▸ What you will do
Pick out all lines of the entries that include the word "stamp" and copy them.

▸ Data shown
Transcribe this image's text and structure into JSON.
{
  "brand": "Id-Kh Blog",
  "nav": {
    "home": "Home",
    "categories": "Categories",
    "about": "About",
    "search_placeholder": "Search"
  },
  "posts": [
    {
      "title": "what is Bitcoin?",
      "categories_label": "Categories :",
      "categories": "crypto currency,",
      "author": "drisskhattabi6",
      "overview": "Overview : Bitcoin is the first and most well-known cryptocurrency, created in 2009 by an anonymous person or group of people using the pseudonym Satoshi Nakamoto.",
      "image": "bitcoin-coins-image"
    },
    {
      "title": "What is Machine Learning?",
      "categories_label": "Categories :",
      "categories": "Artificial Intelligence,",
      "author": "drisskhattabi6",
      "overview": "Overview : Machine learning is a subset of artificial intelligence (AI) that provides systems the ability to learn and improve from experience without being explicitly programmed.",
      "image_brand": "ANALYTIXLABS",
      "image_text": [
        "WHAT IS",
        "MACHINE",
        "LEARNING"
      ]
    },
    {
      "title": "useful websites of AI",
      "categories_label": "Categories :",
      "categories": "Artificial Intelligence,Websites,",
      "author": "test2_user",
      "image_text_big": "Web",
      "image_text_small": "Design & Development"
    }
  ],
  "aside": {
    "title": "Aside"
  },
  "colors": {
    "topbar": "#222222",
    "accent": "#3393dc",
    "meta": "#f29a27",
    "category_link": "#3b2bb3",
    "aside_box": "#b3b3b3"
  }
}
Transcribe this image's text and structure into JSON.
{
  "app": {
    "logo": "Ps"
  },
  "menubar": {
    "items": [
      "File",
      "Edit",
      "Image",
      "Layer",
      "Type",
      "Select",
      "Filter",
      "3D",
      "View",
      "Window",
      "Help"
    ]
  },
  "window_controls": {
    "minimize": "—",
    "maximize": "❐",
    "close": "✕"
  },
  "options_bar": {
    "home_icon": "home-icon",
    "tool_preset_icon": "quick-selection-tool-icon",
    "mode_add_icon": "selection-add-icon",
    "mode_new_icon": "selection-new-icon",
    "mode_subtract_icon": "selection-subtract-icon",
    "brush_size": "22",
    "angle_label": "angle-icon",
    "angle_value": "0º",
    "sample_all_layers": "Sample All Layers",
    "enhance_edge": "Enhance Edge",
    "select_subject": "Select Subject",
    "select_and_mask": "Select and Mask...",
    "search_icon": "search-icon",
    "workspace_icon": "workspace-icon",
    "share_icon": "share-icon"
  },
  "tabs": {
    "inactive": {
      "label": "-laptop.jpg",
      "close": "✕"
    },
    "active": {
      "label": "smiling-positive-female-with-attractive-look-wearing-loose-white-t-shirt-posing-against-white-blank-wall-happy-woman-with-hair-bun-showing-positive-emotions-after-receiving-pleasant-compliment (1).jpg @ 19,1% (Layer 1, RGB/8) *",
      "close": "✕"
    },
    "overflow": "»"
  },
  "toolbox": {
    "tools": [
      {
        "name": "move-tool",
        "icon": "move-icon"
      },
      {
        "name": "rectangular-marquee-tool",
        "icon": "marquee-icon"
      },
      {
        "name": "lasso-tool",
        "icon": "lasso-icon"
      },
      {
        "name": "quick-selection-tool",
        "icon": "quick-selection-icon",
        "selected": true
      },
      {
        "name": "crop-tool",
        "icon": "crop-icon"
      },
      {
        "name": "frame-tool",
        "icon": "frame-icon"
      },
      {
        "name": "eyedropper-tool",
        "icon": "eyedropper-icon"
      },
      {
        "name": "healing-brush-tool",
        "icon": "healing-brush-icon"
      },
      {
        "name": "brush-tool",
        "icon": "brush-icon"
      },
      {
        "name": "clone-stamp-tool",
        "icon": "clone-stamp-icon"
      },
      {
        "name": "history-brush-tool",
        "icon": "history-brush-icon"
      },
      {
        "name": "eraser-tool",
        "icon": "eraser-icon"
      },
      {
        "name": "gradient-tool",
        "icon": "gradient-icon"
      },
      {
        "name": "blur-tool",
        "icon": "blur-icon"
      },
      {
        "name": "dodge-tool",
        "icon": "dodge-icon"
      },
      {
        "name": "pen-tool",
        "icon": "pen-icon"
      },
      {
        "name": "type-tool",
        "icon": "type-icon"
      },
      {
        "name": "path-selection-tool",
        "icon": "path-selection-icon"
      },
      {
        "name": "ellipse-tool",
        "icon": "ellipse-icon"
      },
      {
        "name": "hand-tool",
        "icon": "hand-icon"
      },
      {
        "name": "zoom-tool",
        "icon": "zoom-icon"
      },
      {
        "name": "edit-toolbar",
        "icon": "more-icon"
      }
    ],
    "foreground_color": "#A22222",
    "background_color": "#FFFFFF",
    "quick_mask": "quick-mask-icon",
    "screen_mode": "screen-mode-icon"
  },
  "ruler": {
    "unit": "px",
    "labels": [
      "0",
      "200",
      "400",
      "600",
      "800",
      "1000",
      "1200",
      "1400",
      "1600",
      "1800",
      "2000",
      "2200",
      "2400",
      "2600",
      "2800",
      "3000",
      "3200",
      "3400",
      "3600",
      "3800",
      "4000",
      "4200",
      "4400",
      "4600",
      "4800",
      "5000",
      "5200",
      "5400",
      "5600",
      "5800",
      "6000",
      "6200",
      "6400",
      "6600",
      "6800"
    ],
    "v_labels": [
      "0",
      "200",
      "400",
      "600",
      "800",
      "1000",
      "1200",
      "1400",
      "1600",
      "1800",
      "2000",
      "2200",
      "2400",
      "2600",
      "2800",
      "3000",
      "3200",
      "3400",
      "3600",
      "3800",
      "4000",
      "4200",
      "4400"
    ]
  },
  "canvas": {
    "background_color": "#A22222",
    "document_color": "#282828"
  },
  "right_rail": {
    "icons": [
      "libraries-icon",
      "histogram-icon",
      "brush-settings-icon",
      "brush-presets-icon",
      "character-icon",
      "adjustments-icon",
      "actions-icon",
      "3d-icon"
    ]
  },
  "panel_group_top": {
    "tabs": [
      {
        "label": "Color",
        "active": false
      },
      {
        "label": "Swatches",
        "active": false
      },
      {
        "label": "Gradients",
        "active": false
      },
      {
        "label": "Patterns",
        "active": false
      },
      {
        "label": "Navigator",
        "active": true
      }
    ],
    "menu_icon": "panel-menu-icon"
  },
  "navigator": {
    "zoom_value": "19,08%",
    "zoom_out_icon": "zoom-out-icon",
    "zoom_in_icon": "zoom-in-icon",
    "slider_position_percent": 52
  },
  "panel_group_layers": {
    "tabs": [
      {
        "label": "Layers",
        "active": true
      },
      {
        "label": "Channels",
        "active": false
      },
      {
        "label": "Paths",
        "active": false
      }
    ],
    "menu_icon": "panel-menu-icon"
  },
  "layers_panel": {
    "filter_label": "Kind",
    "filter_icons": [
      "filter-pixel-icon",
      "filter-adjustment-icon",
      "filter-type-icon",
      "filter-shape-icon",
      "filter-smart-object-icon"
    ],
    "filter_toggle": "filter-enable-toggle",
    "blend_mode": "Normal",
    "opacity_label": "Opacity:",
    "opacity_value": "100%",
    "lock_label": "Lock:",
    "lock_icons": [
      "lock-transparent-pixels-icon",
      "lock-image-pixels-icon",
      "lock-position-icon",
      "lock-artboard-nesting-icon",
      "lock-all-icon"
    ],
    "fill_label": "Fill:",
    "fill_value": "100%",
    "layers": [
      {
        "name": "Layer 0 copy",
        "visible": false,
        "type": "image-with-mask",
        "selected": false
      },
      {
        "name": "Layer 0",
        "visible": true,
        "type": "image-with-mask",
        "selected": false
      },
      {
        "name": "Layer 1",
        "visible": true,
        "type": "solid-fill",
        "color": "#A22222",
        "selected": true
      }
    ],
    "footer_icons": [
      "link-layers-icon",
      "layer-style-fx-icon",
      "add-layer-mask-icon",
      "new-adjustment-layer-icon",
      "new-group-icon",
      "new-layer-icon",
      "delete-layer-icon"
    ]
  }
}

▸ Task output
        "name": "clone-stamp-tool",
        "icon": "clone-stamp-icon"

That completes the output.